**Raw records**
━━━━━━━━━━
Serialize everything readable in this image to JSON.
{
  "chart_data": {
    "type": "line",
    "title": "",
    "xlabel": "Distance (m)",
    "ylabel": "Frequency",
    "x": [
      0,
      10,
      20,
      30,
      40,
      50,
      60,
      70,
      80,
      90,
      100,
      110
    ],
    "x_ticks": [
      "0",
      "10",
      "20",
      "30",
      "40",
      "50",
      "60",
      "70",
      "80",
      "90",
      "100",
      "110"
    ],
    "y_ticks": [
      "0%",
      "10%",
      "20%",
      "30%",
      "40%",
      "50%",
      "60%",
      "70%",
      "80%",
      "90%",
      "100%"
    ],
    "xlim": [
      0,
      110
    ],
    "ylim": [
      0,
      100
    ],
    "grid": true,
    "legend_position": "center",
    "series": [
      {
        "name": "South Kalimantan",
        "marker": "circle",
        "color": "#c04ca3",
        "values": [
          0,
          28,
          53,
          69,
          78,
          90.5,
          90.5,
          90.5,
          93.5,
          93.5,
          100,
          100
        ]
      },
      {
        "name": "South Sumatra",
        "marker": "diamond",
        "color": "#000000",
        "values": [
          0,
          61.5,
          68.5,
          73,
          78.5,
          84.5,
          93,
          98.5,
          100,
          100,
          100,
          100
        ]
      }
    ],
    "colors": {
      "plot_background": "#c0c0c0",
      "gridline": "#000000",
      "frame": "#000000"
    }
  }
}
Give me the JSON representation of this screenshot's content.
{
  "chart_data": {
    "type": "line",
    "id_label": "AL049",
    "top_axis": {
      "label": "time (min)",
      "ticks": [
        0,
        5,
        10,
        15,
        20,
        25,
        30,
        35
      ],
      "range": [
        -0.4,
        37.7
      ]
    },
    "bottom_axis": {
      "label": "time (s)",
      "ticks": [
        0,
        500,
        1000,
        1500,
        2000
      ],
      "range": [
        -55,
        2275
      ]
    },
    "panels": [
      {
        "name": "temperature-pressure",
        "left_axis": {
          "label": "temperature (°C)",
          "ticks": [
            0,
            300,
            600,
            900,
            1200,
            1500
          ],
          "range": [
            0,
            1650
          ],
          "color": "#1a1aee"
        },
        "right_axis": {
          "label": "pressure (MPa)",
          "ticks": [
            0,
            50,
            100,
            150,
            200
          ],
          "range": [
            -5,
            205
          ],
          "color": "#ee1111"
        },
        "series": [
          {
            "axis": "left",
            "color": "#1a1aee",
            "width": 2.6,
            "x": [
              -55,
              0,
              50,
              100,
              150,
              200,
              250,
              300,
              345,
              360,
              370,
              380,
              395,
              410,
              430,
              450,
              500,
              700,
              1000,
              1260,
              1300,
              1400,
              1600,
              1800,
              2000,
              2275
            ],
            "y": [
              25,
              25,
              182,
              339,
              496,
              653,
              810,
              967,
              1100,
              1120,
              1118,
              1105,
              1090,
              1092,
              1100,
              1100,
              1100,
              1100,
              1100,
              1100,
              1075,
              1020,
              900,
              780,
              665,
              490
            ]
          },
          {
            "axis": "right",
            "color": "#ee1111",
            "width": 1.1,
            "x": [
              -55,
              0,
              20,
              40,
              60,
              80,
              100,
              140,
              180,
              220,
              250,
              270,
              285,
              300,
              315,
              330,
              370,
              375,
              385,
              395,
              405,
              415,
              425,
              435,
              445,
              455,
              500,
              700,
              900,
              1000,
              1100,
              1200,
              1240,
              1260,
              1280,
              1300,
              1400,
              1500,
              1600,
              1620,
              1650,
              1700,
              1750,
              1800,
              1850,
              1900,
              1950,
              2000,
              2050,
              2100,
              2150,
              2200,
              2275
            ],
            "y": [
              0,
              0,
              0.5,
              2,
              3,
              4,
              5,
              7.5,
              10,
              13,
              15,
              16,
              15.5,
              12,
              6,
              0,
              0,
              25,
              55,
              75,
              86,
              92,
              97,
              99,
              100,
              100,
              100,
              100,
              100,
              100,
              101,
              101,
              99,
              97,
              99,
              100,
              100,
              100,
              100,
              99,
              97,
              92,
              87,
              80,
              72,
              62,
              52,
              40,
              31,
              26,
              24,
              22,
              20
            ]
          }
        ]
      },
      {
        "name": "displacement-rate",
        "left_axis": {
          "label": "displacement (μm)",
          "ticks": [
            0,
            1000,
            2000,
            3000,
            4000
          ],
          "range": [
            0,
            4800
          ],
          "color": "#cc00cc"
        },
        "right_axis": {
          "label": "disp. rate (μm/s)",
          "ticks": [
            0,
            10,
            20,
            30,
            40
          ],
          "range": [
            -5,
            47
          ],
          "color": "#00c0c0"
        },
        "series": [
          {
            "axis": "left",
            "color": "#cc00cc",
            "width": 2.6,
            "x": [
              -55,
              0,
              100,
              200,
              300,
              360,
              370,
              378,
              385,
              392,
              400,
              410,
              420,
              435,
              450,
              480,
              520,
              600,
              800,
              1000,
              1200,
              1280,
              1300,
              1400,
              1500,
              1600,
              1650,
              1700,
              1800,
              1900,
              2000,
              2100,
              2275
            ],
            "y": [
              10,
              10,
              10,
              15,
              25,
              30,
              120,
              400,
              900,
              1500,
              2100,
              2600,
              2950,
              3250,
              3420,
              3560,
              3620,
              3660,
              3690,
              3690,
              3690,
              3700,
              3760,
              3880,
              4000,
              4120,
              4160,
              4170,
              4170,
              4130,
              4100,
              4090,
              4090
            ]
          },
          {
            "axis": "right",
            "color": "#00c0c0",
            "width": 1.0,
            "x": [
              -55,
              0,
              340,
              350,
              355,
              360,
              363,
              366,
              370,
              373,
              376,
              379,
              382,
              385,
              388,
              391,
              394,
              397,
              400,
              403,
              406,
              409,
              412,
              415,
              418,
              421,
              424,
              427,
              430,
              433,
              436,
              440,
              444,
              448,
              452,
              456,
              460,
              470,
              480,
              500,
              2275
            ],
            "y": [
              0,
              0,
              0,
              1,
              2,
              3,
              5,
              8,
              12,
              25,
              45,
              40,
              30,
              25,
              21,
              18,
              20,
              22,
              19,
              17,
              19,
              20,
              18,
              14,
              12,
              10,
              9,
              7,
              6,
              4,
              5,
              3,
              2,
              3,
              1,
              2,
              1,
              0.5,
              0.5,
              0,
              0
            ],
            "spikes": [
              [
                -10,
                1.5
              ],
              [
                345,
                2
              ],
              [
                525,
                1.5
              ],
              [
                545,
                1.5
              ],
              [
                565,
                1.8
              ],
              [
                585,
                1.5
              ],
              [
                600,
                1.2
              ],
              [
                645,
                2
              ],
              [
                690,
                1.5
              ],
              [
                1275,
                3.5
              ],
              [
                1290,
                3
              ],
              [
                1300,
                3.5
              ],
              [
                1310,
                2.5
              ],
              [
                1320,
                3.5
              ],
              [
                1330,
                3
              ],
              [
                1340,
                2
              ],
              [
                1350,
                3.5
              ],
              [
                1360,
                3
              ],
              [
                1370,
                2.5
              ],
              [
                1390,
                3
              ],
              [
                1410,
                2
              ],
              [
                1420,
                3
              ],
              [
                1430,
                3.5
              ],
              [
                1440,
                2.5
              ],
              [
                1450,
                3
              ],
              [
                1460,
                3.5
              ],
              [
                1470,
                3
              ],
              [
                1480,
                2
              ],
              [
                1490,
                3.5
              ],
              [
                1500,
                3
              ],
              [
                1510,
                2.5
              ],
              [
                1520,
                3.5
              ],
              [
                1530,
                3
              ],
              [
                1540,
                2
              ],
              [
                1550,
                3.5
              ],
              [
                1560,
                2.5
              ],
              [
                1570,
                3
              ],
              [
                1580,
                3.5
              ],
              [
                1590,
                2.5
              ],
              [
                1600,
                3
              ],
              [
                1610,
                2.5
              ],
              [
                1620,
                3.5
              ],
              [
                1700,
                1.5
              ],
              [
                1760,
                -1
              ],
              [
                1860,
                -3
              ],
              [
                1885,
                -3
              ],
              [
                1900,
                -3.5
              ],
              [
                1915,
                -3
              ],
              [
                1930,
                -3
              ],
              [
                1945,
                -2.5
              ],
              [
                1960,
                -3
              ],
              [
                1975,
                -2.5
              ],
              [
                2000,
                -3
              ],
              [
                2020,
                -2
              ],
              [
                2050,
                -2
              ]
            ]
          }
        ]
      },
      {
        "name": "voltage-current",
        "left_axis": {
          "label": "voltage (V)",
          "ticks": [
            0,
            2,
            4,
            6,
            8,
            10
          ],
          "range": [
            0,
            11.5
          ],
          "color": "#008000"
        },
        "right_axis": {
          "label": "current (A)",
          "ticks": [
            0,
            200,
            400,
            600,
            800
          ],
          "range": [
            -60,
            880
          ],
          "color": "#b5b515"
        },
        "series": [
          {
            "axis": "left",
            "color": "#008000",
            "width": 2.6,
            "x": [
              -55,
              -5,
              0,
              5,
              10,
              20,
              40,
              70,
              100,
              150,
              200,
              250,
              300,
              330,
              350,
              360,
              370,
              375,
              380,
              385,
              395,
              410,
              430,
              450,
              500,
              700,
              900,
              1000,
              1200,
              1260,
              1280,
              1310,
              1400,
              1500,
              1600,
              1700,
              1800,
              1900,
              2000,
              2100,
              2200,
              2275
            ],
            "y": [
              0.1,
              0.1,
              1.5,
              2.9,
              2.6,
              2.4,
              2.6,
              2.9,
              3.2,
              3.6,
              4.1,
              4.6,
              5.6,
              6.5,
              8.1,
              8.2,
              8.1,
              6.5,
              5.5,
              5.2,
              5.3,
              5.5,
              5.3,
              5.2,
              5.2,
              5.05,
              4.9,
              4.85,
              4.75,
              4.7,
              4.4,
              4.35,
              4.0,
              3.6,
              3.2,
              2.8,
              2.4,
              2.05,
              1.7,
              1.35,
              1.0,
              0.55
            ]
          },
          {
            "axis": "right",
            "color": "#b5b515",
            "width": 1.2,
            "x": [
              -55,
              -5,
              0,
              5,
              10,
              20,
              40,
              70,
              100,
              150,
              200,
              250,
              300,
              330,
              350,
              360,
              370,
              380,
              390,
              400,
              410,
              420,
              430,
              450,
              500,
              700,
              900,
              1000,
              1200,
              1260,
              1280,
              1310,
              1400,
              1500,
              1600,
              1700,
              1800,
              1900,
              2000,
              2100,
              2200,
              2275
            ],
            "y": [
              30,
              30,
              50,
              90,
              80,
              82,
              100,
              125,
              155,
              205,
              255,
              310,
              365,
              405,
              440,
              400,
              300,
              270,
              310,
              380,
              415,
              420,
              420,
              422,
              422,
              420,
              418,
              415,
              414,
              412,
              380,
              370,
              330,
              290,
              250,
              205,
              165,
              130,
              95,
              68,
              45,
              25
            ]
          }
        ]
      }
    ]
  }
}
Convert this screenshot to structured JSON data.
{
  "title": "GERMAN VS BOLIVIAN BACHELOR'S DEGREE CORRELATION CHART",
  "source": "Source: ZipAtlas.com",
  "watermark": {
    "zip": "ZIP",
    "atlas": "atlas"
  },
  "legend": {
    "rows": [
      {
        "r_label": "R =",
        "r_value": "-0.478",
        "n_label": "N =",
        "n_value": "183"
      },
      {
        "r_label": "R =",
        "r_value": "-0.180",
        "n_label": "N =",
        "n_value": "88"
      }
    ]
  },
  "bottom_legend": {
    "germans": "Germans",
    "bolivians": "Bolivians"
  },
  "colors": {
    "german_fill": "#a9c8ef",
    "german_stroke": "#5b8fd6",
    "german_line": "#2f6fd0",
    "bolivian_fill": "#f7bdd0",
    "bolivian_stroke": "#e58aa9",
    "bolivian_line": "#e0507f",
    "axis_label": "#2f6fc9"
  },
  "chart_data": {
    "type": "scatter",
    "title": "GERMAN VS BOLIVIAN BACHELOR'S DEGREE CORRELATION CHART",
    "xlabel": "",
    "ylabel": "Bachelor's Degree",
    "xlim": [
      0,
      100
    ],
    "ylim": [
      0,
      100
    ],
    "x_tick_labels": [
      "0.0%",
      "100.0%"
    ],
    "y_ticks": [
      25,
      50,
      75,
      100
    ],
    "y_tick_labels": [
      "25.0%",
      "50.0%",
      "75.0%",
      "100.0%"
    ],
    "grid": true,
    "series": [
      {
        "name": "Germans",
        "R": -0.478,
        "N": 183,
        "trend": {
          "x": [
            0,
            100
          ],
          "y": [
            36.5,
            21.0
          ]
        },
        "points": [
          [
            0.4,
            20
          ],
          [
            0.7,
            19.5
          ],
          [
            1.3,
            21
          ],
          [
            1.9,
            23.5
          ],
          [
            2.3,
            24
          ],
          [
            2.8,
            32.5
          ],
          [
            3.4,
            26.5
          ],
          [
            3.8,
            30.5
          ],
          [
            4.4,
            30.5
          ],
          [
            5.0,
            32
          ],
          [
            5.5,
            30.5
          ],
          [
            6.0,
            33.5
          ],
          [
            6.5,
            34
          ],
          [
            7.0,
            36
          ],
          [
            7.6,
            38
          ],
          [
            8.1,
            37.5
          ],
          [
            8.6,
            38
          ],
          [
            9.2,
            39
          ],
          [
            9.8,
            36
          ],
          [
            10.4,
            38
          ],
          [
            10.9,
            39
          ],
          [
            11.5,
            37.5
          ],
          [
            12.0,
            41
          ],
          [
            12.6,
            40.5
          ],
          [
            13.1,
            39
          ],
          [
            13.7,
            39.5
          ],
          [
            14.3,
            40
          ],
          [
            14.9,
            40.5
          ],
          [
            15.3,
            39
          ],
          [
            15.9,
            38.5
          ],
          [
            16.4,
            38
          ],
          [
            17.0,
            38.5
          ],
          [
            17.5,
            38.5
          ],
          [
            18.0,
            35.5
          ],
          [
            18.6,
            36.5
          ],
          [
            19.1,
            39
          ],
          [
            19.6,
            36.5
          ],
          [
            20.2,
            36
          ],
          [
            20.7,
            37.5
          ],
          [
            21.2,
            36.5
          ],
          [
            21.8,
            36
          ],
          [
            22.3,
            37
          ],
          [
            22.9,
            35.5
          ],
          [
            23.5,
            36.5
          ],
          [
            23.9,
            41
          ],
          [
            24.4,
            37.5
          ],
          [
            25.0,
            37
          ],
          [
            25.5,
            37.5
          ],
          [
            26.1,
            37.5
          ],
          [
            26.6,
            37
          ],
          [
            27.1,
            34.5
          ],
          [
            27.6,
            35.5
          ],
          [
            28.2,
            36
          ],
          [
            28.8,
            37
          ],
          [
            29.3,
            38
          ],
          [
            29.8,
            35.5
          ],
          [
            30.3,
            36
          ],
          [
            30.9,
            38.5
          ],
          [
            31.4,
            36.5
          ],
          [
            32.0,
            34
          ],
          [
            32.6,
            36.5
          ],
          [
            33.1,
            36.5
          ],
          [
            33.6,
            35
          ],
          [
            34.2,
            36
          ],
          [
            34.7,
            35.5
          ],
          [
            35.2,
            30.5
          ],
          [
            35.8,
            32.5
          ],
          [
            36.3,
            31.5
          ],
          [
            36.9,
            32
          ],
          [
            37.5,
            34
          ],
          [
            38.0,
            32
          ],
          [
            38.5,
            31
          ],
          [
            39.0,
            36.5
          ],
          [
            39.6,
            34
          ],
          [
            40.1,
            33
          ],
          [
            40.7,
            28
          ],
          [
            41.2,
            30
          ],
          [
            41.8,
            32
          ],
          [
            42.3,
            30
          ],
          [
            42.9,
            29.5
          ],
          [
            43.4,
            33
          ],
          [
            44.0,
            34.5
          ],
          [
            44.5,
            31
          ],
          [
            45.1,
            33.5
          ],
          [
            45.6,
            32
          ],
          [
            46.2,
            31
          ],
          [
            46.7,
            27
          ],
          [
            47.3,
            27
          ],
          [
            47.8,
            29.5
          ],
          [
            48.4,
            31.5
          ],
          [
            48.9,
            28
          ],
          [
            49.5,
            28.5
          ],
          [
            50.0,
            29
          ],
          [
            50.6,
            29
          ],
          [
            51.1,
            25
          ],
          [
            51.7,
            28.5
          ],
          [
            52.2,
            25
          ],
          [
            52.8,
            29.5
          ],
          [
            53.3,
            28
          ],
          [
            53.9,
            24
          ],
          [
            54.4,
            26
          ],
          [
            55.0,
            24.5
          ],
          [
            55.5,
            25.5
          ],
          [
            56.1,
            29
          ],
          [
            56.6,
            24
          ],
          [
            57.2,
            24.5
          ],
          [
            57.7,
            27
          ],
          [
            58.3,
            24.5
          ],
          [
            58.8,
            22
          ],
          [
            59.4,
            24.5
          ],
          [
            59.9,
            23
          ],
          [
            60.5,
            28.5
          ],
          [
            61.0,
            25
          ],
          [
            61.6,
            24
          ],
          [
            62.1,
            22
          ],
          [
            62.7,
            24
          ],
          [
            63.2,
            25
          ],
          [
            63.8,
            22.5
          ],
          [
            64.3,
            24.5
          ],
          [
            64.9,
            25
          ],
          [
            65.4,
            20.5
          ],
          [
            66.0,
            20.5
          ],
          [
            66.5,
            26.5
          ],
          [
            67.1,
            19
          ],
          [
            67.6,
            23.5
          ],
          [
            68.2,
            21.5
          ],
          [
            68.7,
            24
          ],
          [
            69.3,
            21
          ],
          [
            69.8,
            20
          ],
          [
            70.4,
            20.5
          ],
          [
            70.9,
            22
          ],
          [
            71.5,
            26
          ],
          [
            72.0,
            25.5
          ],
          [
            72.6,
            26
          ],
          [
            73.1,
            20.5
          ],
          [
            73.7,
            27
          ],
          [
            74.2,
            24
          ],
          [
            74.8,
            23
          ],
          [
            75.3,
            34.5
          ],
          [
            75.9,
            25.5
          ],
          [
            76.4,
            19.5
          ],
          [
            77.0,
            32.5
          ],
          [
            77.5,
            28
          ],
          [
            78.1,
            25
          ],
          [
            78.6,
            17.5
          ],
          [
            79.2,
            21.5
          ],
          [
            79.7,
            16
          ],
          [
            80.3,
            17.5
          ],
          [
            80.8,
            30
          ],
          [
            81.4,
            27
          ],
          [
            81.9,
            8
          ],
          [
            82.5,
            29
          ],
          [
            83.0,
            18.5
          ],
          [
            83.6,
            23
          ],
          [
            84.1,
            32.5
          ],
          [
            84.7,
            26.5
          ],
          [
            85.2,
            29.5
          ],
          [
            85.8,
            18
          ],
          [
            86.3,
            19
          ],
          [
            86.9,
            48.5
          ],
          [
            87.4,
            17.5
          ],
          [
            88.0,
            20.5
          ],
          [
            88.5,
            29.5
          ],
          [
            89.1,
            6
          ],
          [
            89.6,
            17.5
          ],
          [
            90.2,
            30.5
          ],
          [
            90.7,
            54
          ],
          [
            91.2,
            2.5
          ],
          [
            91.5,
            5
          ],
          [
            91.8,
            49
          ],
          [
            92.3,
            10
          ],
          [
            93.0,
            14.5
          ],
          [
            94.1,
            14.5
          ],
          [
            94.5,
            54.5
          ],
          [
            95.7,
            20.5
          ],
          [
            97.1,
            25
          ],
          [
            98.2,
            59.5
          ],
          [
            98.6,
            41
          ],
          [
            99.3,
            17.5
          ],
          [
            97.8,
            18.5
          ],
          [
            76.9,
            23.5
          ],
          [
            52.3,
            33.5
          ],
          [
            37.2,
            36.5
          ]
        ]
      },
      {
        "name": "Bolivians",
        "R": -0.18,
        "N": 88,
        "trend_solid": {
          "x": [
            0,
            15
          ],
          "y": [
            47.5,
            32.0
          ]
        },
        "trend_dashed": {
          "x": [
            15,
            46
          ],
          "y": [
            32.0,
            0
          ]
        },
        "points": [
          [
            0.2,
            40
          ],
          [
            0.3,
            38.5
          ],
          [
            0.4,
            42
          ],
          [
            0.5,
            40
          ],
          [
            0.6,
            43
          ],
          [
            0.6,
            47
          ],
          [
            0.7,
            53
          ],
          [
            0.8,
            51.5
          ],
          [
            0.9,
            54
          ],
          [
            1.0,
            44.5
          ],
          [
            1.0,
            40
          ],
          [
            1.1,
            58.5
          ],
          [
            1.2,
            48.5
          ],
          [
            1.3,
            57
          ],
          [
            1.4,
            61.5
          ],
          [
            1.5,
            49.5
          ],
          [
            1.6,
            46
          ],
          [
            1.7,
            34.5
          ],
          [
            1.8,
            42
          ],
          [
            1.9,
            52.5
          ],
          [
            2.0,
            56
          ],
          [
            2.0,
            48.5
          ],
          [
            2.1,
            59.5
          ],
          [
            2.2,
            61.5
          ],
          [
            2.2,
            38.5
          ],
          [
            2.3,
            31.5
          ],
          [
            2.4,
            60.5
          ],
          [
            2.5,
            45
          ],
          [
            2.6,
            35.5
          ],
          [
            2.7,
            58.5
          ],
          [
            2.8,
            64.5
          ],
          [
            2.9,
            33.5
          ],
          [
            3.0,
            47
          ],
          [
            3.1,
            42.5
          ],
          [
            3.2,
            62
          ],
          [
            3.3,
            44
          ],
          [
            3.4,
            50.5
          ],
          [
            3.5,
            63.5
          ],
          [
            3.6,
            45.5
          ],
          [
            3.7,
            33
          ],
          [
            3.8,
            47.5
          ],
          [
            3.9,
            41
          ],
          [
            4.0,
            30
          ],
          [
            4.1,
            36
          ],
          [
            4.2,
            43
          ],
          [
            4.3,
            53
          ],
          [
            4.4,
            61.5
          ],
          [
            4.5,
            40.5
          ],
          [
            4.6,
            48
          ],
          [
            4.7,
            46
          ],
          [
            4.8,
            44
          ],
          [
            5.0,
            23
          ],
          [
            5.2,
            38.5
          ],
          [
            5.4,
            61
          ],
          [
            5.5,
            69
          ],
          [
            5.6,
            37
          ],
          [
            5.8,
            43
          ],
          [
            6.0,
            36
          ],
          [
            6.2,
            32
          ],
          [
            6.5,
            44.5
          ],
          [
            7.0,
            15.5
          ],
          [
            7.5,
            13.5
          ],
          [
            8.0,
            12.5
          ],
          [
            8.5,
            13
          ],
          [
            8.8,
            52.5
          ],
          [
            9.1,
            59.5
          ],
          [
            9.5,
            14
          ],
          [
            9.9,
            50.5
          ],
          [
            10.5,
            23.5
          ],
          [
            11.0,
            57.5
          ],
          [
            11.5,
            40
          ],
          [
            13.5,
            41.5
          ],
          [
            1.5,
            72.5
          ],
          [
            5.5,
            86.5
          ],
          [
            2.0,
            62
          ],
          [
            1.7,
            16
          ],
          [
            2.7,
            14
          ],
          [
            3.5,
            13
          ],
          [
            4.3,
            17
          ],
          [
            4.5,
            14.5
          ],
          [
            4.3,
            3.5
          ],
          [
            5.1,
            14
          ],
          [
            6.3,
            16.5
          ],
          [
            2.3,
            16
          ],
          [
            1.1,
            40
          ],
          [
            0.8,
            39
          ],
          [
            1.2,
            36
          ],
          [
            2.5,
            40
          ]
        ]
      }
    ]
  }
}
━━━━━━━━━━
**Requirements**
Extract, from the listing above, every line where the string "title" occurs.

**Full answer**
    "title": "",
  "title": "GERMAN VS BOLIVIAN BACHELOR'S DEGREE CORRELATION CHART",
    "title": "GERMAN VS BOLIVIAN BACHELOR'S DEGREE CORRELATION CHART",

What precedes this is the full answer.